> What is needed:
Locate all lines with the word "阅读之于个人" and copy them out.

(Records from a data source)
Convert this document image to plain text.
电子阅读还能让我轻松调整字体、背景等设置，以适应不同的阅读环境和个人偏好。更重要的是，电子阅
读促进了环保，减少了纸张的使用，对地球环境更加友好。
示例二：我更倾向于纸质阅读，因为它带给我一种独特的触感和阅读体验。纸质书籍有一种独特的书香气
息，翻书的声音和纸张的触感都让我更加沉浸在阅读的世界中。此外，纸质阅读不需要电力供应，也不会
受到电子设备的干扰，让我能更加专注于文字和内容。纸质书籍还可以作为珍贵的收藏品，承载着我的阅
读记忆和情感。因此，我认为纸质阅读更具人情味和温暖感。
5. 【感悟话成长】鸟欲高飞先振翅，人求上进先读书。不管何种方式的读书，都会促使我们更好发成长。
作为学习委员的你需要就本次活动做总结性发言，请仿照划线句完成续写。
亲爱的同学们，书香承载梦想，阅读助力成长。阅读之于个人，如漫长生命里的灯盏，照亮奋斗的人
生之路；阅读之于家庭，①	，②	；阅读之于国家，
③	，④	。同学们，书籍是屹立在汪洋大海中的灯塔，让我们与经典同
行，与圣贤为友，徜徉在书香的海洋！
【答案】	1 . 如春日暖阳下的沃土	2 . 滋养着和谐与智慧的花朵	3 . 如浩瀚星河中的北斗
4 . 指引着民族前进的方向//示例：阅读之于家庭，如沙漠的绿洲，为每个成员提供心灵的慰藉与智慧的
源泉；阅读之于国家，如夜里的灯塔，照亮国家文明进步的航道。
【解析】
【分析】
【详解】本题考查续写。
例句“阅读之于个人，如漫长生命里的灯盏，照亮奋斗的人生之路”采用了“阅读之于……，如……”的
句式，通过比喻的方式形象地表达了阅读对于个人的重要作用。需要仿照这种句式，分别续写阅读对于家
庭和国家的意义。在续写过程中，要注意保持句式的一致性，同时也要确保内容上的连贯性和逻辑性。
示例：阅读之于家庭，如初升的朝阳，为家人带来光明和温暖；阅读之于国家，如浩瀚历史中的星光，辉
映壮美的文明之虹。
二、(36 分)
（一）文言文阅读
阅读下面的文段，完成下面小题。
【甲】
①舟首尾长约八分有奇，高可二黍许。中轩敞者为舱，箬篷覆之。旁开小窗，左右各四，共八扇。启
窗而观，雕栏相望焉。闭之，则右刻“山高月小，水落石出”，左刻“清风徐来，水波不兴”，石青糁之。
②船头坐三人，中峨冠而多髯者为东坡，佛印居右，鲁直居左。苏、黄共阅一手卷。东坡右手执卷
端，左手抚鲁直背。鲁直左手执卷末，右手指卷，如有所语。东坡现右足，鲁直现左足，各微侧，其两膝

> Answer to this task:
亲爱的同学们，书香承载梦想，阅读助力成长。阅读之于个人，如漫长生命里的灯盏，照亮奋斗的人
例句“阅读之于个人，如漫长生命里的灯盏，照亮奋斗的人生之路”采用了“阅读之于……，如……”的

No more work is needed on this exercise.